>>>>

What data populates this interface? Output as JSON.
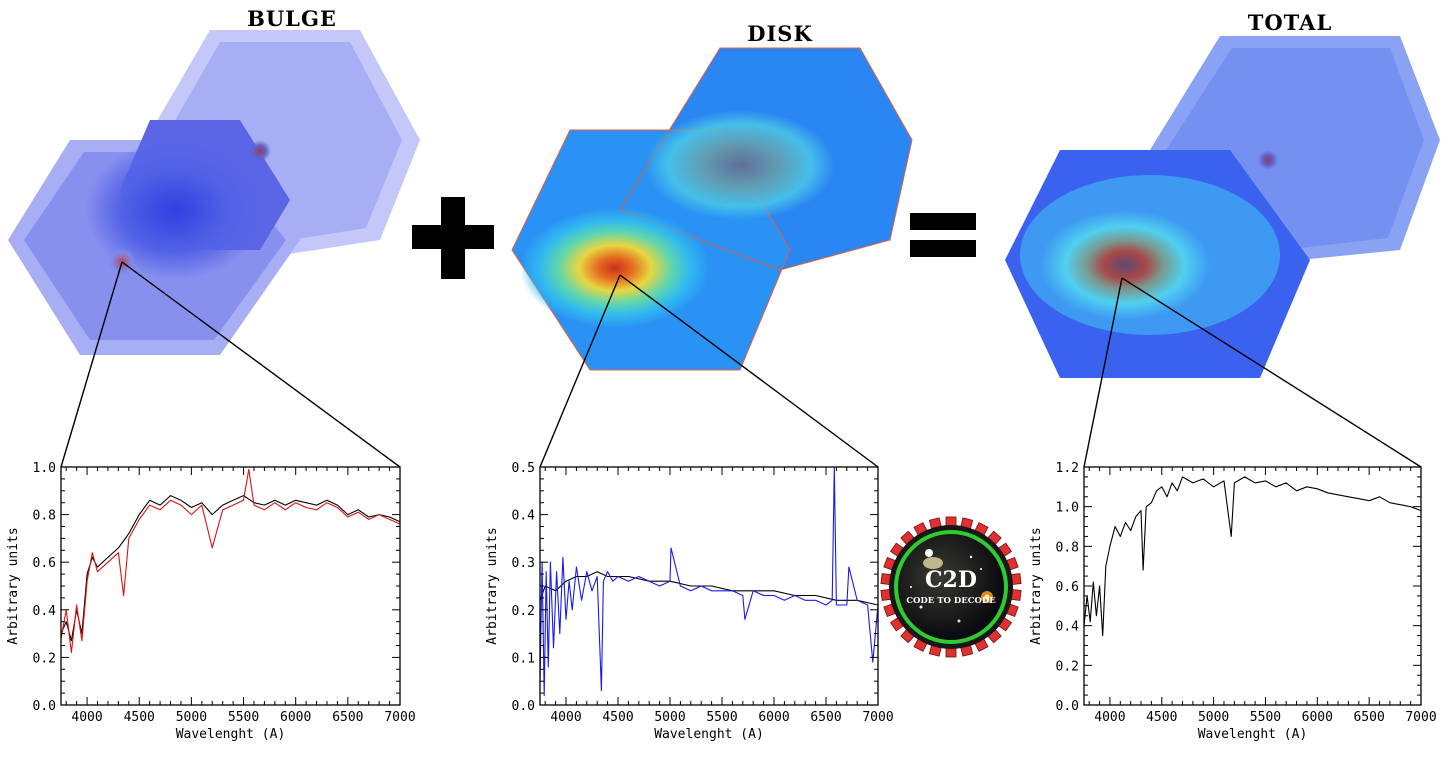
{
  "panels": {
    "bulge": {
      "title": "BULGE"
    },
    "disk": {
      "title": "DISK"
    },
    "total": {
      "title": "TOTAL"
    }
  },
  "operators": {
    "plus": "plus-sign",
    "equals": "equals-sign"
  },
  "logo": {
    "title": "C2D",
    "subtitle": "CODE TO DECODE"
  },
  "chart_data": [
    {
      "type": "line",
      "name": "bulge-spectrum",
      "xlabel": "Wavelenght (A)",
      "ylabel": "Arbitrary units",
      "xlim": [
        3750,
        7000
      ],
      "ylim": [
        0,
        1.0
      ],
      "xticks": [
        4000,
        4500,
        5000,
        5500,
        6000,
        6500,
        7000
      ],
      "yticks": [
        0.0,
        0.2,
        0.4,
        0.6,
        0.8,
        1.0
      ],
      "ytick_labels": [
        "0.0",
        "0.2",
        "0.4",
        "0.6",
        "0.8",
        "1.0"
      ],
      "series": [
        {
          "name": "bulge-model",
          "color": "#000000",
          "x": [
            3750,
            3800,
            3850,
            3900,
            3950,
            4000,
            4050,
            4100,
            4200,
            4300,
            4400,
            4500,
            4600,
            4700,
            4800,
            4900,
            5000,
            5100,
            5200,
            5300,
            5400,
            5500,
            5600,
            5700,
            5800,
            5900,
            6000,
            6100,
            6200,
            6300,
            6400,
            6500,
            6600,
            6700,
            6800,
            6900,
            7000
          ],
          "y": [
            0.3,
            0.35,
            0.27,
            0.4,
            0.3,
            0.55,
            0.62,
            0.58,
            0.62,
            0.66,
            0.72,
            0.8,
            0.86,
            0.84,
            0.88,
            0.86,
            0.83,
            0.85,
            0.8,
            0.84,
            0.86,
            0.88,
            0.85,
            0.84,
            0.86,
            0.84,
            0.86,
            0.85,
            0.84,
            0.86,
            0.84,
            0.8,
            0.82,
            0.79,
            0.8,
            0.79,
            0.77
          ]
        },
        {
          "name": "bulge-observed",
          "color": "#dd1111",
          "x": [
            3750,
            3800,
            3850,
            3900,
            3950,
            4000,
            4050,
            4100,
            4200,
            4300,
            4350,
            4400,
            4500,
            4600,
            4700,
            4800,
            4900,
            5000,
            5100,
            5200,
            5300,
            5400,
            5500,
            5550,
            5600,
            5700,
            5800,
            5900,
            6000,
            6100,
            6200,
            6300,
            6400,
            6500,
            6600,
            6700,
            6800,
            6900,
            7000
          ],
          "y": [
            0.28,
            0.4,
            0.22,
            0.42,
            0.27,
            0.52,
            0.64,
            0.56,
            0.6,
            0.64,
            0.46,
            0.7,
            0.78,
            0.84,
            0.82,
            0.86,
            0.84,
            0.8,
            0.84,
            0.66,
            0.82,
            0.84,
            0.86,
            0.99,
            0.84,
            0.82,
            0.85,
            0.82,
            0.85,
            0.83,
            0.82,
            0.85,
            0.83,
            0.79,
            0.81,
            0.78,
            0.8,
            0.78,
            0.76
          ]
        }
      ]
    },
    {
      "type": "line",
      "name": "disk-spectrum",
      "xlabel": "Wavelenght (A)",
      "ylabel": "Arbitrary units",
      "xlim": [
        3750,
        7000
      ],
      "ylim": [
        0,
        0.5
      ],
      "xticks": [
        4000,
        4500,
        5000,
        5500,
        6000,
        6500,
        7000
      ],
      "yticks": [
        0.0,
        0.1,
        0.2,
        0.3,
        0.4,
        0.5
      ],
      "ytick_labels": [
        "0.0",
        "0.1",
        "0.2",
        "0.3",
        "0.4",
        "0.5"
      ],
      "series": [
        {
          "name": "disk-model",
          "color": "#000000",
          "x": [
            3750,
            3800,
            3900,
            4000,
            4100,
            4200,
            4300,
            4400,
            4500,
            4600,
            4800,
            5000,
            5200,
            5400,
            5600,
            5800,
            6000,
            6200,
            6400,
            6600,
            6800,
            7000
          ],
          "y": [
            0.22,
            0.25,
            0.24,
            0.26,
            0.27,
            0.27,
            0.28,
            0.27,
            0.27,
            0.27,
            0.26,
            0.26,
            0.25,
            0.25,
            0.24,
            0.24,
            0.24,
            0.23,
            0.23,
            0.22,
            0.22,
            0.21
          ]
        },
        {
          "name": "disk-observed",
          "color": "#1a1aee",
          "x": [
            3750,
            3770,
            3790,
            3810,
            3830,
            3850,
            3880,
            3910,
            3940,
            3970,
            4000,
            4030,
            4060,
            4100,
            4150,
            4200,
            4250,
            4300,
            4340,
            4360,
            4400,
            4450,
            4500,
            4600,
            4700,
            4800,
            4900,
            5000,
            5010,
            5100,
            5200,
            5300,
            5400,
            5500,
            5600,
            5700,
            5720,
            5800,
            5900,
            6000,
            6100,
            6200,
            6300,
            6400,
            6500,
            6560,
            6580,
            6600,
            6700,
            6720,
            6800,
            6900,
            6950,
            7000
          ],
          "y": [
            0.05,
            0.3,
            0.02,
            0.28,
            0.08,
            0.3,
            0.12,
            0.28,
            0.15,
            0.31,
            0.18,
            0.26,
            0.2,
            0.29,
            0.22,
            0.28,
            0.24,
            0.27,
            0.03,
            0.26,
            0.28,
            0.26,
            0.27,
            0.26,
            0.27,
            0.26,
            0.25,
            0.26,
            0.33,
            0.25,
            0.24,
            0.25,
            0.24,
            0.24,
            0.24,
            0.23,
            0.18,
            0.24,
            0.23,
            0.23,
            0.22,
            0.23,
            0.22,
            0.22,
            0.21,
            0.22,
            0.5,
            0.21,
            0.21,
            0.29,
            0.22,
            0.21,
            0.09,
            0.21
          ]
        }
      ]
    },
    {
      "type": "line",
      "name": "total-spectrum",
      "xlabel": "Wavelenght (A)",
      "ylabel": "Arbitrary units",
      "xlim": [
        3750,
        7000
      ],
      "ylim": [
        0,
        1.2
      ],
      "xticks": [
        4000,
        4500,
        5000,
        5500,
        6000,
        6500,
        7000
      ],
      "yticks": [
        0.0,
        0.2,
        0.4,
        0.6,
        0.8,
        1.0,
        1.2
      ],
      "ytick_labels": [
        "0.0",
        "0.2",
        "0.4",
        "0.6",
        "0.8",
        "1.0",
        "1.2"
      ],
      "series": [
        {
          "name": "total-observed",
          "color": "#000000",
          "x": [
            3750,
            3780,
            3810,
            3840,
            3870,
            3900,
            3930,
            3960,
            4000,
            4050,
            4100,
            4150,
            4200,
            4250,
            4300,
            4320,
            4350,
            4400,
            4450,
            4500,
            4550,
            4600,
            4650,
            4700,
            4800,
            4900,
            5000,
            5100,
            5170,
            5200,
            5300,
            5400,
            5500,
            5600,
            5700,
            5800,
            5900,
            6000,
            6100,
            6200,
            6300,
            6400,
            6500,
            6600,
            6700,
            6800,
            6900,
            7000
          ],
          "y": [
            0.4,
            0.55,
            0.42,
            0.62,
            0.45,
            0.6,
            0.35,
            0.7,
            0.8,
            0.9,
            0.85,
            0.92,
            0.88,
            0.95,
            0.98,
            0.68,
            1.0,
            1.02,
            1.08,
            1.1,
            1.05,
            1.12,
            1.08,
            1.15,
            1.12,
            1.14,
            1.1,
            1.13,
            0.85,
            1.12,
            1.15,
            1.12,
            1.13,
            1.1,
            1.12,
            1.08,
            1.1,
            1.09,
            1.07,
            1.06,
            1.05,
            1.04,
            1.03,
            1.05,
            1.02,
            1.01,
            1.0,
            0.98
          ]
        }
      ]
    }
  ]
}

<<<<

▶ _SHORT PROBLEM_: Each record should be quoted exactly, with the images omitted.

▶ _RESULT_:
What data populates this interface? Output as JSON.
{
  "panels": {
    "bulge": {
      "title": "BULGE"
    },
    "disk": {
      "title": "DISK"
    },
    "total": {
      "title": "TOTAL"
    }
  },
  "operators": {
    "plus": "plus-sign",
    "equals": "equals-sign"
  },
  "logo": {
    "title": "C2D",
    "subtitle": "CODE TO DECODE"
  },
  "chart_data": [
    {
      "type": "line",
      "name": "bulge-spectrum",
      "xlabel": "Wavelenght (A)",
      "ylabel": "Arbitrary units",
      "xlim": [
        3750,
        7000
      ],
      "ylim": [
        0,
        1.0
      ],
      "xticks": [
        4000,
        4500,
        5000,
        5500,
        6000,
        6500,
        7000
      ],
      "yticks": [
        0.0,
        0.2,
        0.4,
        0.6,
        0.8,
        1.0
      ],
      "ytick_labels": [
        "0.0",
        "0.2",
        "0.4",
        "0.6",
        "0.8",
        "1.0"
      ],
      "series": [
        {
          "name": "bulge-model",
          "color": "#000000",
          "x": [
            3750,
            3800,
            3850,
            3900,
            3950,
            4000,
            4050,
            4100,
            4200,
            4300,
            4400,
            4500,
            4600,
            4700,
            4800,
            4900,
            5000,
            5100,
            5200,
            5300,
            5400,
            5500,
            5600,
            5700,
            5800,
            5900,
            6000,
            6100,
            6200,
            6300,
            6400,
            6500,
            6600,
            6700,
            6800,
            6900,
            7000
          ],
          "y": [
            0.3,
            0.35,
            0.27,
            0.4,
            0.3,
            0.55,
            0.62,
            0.58,
            0.62,
            0.66,
            0.72,
            0.8,
            0.86,
            0.84,
            0.88,
            0.86,
            0.83,
            0.85,
            0.8,
            0.84,
            0.86,
            0.88,
            0.85,
            0.84,
            0.86,
            0.84,
            0.86,
            0.85,
            0.84,
            0.86,
            0.84,
            0.8,
            0.82,
            0.79,
            0.8,
            0.79,
            0.77
          ]
        },
        {
          "name": "bulge-observed",
          "color": "#dd1111",
          "x": [
            3750,
            3800,
            3850,
            3900,
            3950,
            4000,
            4050,
            4100,
            4200,
            4300,
            4350,
            4400,
            4500,
            4600,
            4700,
            4800,
            4900,
            5000,
            5100,
            5200,
            5300,
            5400,
            5500,
            5550,
            5600,
            5700,
            5800,
            5900,
            6000,
            6100,
            6200,
            6300,
            6400,
            6500,
            6600,
            6700,
            6800,
            6900,
            7000
          ],
          "y": [
            0.28,
            0.4,
            0.22,
            0.42,
            0.27,
            0.52,
            0.64,
            0.56,
            0.6,
            0.64,
            0.46,
            0.7,
            0.78,
            0.84,
            0.82,
            0.86,
            0.84,
            0.8,
            0.84,
            0.66,
            0.82,
            0.84,
            0.86,
            0.99,
            0.84,
            0.82,
            0.85,
            0.82,
            0.85,
            0.83,
            0.82,
            0.85,
            0.83,
            0.79,
            0.81,
            0.78,
            0.8,
            0.78,
            0.76
          ]
        }
      ]
    },
    {
      "type": "line",
      "name": "disk-spectrum",
      "xlabel": "Wavelenght (A)",
      "ylabel": "Arbitrary units",
      "xlim": [
        3750,
        7000
      ],
      "ylim": [
        0,
        0.5
      ],
      "xticks": [
        4000,
        4500,
        5000,
        5500,
        6000,
        6500,
        7000
      ],
      "yticks": [
        0.0,
        0.1,
        0.2,
        0.3,
        0.4,
        0.5
      ],
      "ytick_labels": [
        "0.0",
        "0.1",
        "0.2",
        "0.3",
        "0.4",
        "0.5"
      ],
      "series": [
        {
          "name": "disk-model",
          "color": "#000000",
          "x": [
            3750,
            3800,
            3900,
            4000,
            4100,
            4200,
            4300,
            4400,
            4500,
            4600,
            4800,
            5000,
            5200,
            5400,
            5600,
            5800,
            6000,
            6200,
            6400,
            6600,
            6800,
            7000
          ],
          "y": [
            0.22,
            0.25,
            0.24,
            0.26,
            0.27,
            0.27,
            0.28,
            0.27,
            0.27,
            0.27,
            0.26,
            0.26,
            0.25,
            0.25,
            0.24,
            0.24,
            0.24,
            0.23,
            0.23,
            0.22,
            0.22,
            0.21
          ]
        },
        {
          "name": "disk-observed",
          "color": "#1a1aee",
          "x": [
            3750,
            3770,
            3790,
            3810,
            3830,
            3850,
            3880,
            3910,
            3940,
            3970,
            4000,
            4030,
            4060,
            4100,
            4150,
            4200,
            4250,
            4300,
            4340,
            4360,
            4400,
            4450,
            4500,
            4600,
            4700,
            4800,
            4900,
            5000,
            5010,
            5100,
            5200,
            5300,
            5400,
            5500,
            5600,
            5700,
            5720,
            5800,
            5900,
            6000,
            6100,
            6200,
            6300,
            6400,
            6500,
            6560,
            6580,
            6600,
            6700,
            6720,
            6800,
            6900,
            6950,
            7000
          ],
          "y": [
            0.05,
            0.3,
            0.02,
            0.28,
            0.08,
            0.3,
            0.12,
            0.28,
            0.15,
            0.31,
            0.18,
            0.26,
            0.2,
            0.29,
            0.22,
            0.28,
            0.24,
            0.27,
            0.03,
            0.26,
            0.28,
            0.26,
            0.27,
            0.26,
            0.27,
            0.26,
            0.25,
            0.26,
            0.33,
            0.25,
            0.24,
            0.25,
            0.24,
            0.24,
            0.24,
            0.23,
            0.18,
            0.24,
            0.23,
            0.23,
            0.22,
            0.23,
            0.22,
            0.22,
            0.21,
            0.22,
            0.5,
            0.21,
            0.21,
            0.29,
            0.22,
            0.21,
            0.09,
            0.21
          ]
        }
      ]
    },
    {
      "type": "line",
      "name": "total-spectrum",
      "xlabel": "Wavelenght (A)",
      "ylabel": "Arbitrary units",
      "xlim": [
        3750,
        7000
      ],
      "ylim": [
        0,
        1.2
      ],
      "xticks": [
        4000,
        4500,
        5000,
        5500,
        6000,
        6500,
        7000
      ],
      "yticks": [
        0.0,
        0.2,
        0.4,
        0.6,
        0.8,
        1.0,
        1.2
      ],
      "ytick_labels": [
        "0.0",
        "0.2",
        "0.4",
        "0.6",
        "0.8",
        "1.0",
        "1.2"
      ],
      "series": [
        {
          "name": "total-observed",
          "color": "#000000",
          "x": [
            3750,
            3780,
            3810,
            3840,
            3870,
            3900,
            3930,
            3960,
            4000,
            4050,
            4100,
            4150,
            4200,
            4250,
            4300,
            4320,
            4350,
            4400,
            4450,
            4500,
            4550,
            4600,
            4650,
            4700,
            4800,
            4900,
            5000,
            5100,
            5170,
            5200,
            5300,
            5400,
            5500,
            5600,
            5700,
            5800,
            5900,
            6000,
            6100,
            6200,
            6300,
            6400,
            6500,
            6600,
            6700,
            6800,
            6900,
            7000
          ],
          "y": [
            0.4,
            0.55,
            0.42,
            0.62,
            0.45,
            0.6,
            0.35,
            0.7,
            0.8,
            0.9,
            0.85,
            0.92,
            0.88,
            0.95,
            0.98,
            0.68,
            1.0,
            1.02,
            1.08,
            1.1,
            1.05,
            1.12,
            1.08,
            1.15,
            1.12,
            1.14,
            1.1,
            1.13,
            0.85,
            1.12,
            1.15,
            1.12,
            1.13,
            1.1,
            1.12,
            1.08,
            1.1,
            1.09,
            1.07,
            1.06,
            1.05,
            1.04,
            1.03,
            1.05,
            1.02,
            1.01,
            1.0,
            0.98
          ]
        }
      ]
    }
  ]
}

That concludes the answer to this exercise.